>> Begin Provided material
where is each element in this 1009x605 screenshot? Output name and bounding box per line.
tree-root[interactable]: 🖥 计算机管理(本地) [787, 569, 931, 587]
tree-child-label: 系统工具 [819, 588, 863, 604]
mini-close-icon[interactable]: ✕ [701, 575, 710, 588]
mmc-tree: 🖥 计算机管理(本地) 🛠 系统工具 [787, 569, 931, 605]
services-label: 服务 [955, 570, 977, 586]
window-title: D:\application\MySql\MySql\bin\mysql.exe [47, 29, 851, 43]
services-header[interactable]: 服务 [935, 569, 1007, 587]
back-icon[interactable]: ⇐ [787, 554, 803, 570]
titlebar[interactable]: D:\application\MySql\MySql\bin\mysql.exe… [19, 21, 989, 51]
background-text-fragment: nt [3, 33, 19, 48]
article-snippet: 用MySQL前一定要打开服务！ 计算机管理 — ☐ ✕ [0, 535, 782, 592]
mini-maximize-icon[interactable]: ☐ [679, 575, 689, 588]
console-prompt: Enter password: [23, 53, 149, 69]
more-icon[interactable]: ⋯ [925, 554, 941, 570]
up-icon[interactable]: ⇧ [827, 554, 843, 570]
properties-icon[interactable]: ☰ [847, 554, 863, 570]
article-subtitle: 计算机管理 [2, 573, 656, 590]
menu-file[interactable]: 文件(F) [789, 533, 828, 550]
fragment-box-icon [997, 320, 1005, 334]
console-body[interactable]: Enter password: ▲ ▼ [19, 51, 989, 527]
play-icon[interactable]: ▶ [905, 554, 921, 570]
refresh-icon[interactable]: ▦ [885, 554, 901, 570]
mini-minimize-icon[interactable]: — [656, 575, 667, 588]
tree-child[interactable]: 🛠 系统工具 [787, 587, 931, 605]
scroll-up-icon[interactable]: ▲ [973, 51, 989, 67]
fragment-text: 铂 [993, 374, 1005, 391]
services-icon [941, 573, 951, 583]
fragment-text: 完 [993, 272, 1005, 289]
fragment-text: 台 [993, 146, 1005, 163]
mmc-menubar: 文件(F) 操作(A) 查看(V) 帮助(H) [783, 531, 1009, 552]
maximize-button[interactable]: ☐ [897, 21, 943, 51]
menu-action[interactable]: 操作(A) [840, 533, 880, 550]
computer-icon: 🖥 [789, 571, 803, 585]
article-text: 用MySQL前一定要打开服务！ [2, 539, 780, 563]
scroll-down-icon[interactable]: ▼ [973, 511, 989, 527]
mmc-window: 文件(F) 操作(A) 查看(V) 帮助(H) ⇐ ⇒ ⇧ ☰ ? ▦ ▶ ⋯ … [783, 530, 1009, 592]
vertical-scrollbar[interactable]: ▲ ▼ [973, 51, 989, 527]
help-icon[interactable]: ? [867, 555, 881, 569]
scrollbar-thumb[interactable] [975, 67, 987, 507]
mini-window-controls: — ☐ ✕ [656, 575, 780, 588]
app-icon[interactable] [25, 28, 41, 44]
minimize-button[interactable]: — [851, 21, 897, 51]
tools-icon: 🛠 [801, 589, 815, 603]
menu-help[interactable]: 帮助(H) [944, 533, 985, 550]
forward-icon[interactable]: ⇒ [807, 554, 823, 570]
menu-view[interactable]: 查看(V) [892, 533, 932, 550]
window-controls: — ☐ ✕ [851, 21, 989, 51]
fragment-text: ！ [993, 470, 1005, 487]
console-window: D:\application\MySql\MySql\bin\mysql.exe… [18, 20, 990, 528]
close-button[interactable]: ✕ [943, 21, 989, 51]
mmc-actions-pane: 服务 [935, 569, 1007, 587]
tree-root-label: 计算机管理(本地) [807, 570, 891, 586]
>> End Provided material
__Task brief__
Copy every line of the records above, keeping each character unchanged.

__Worked answer__
where is each element in this 1009x605 screenshot? Output name and bounding box per line.
tree-root[interactable]: 🖥 计算机管理(本地) [787, 569, 931, 587]
tree-child-label: 系统工具 [819, 588, 863, 604]
mini-close-icon[interactable]: ✕ [701, 575, 710, 588]
mmc-tree: 🖥 计算机管理(本地) 🛠 系统工具 [787, 569, 931, 605]
services-label: 服务 [955, 570, 977, 586]
window-title: D:\application\MySql\MySql\bin\mysql.exe [47, 29, 851, 43]
services-header[interactable]: 服务 [935, 569, 1007, 587]
back-icon[interactable]: ⇐ [787, 554, 803, 570]
titlebar[interactable]: D:\application\MySql\MySql\bin\mysql.exe… [19, 21, 989, 51]
background-text-fragment: nt [3, 33, 19, 48]
article-snippet: 用MySQL前一定要打开服务！ 计算机管理 — ☐ ✕ [0, 535, 782, 592]
mini-maximize-icon[interactable]: ☐ [679, 575, 689, 588]
console-prompt: Enter password: [23, 53, 149, 69]
more-icon[interactable]: ⋯ [925, 554, 941, 570]
up-icon[interactable]: ⇧ [827, 554, 843, 570]
properties-icon[interactable]: ☰ [847, 554, 863, 570]
article-subtitle: 计算机管理 [2, 573, 656, 590]
menu-file[interactable]: 文件(F) [789, 533, 828, 550]
fragment-box-icon [997, 320, 1005, 334]
console-body[interactable]: Enter password: ▲ ▼ [19, 51, 989, 527]
play-icon[interactable]: ▶ [905, 554, 921, 570]
refresh-icon[interactable]: ▦ [885, 554, 901, 570]
mini-minimize-icon[interactable]: — [656, 575, 667, 588]
tree-child[interactable]: 🛠 系统工具 [787, 587, 931, 605]
scroll-up-icon[interactable]: ▲ [973, 51, 989, 67]
fragment-text: 铂 [993, 374, 1005, 391]
services-icon [941, 573, 951, 583]
fragment-text: 完 [993, 272, 1005, 289]
fragment-text: 台 [993, 146, 1005, 163]
mmc-menubar: 文件(F) 操作(A) 查看(V) 帮助(H) [783, 531, 1009, 552]
maximize-button[interactable]: ☐ [897, 21, 943, 51]
menu-action[interactable]: 操作(A) [840, 533, 880, 550]
computer-icon: 🖥 [789, 571, 803, 585]
article-text: 用MySQL前一定要打开服务！ [2, 539, 780, 563]
scroll-down-icon[interactable]: ▼ [973, 511, 989, 527]
mmc-window: 文件(F) 操作(A) 查看(V) 帮助(H) ⇐ ⇒ ⇧ ☰ ? ▦ ▶ ⋯ … [783, 530, 1009, 592]
vertical-scrollbar[interactable]: ▲ ▼ [973, 51, 989, 527]
help-icon[interactable]: ? [867, 555, 881, 569]
scrollbar-thumb[interactable] [975, 67, 987, 507]
mini-window-controls: — ☐ ✕ [656, 575, 780, 588]
app-icon[interactable] [25, 28, 41, 44]
minimize-button[interactable]: — [851, 21, 897, 51]
tools-icon: 🛠 [801, 589, 815, 603]
menu-help[interactable]: 帮助(H) [944, 533, 985, 550]
forward-icon[interactable]: ⇒ [807, 554, 823, 570]
menu-view[interactable]: 查看(V) [892, 533, 932, 550]
window-controls: — ☐ ✕ [851, 21, 989, 51]
fragment-text: ！ [993, 470, 1005, 487]
console-window: D:\application\MySql\MySql\bin\mysql.exe… [18, 20, 990, 528]
close-button[interactable]: ✕ [943, 21, 989, 51]
mmc-actions-pane: 服务 [935, 569, 1007, 587]
tree-root-label: 计算机管理(本地) [807, 570, 891, 586]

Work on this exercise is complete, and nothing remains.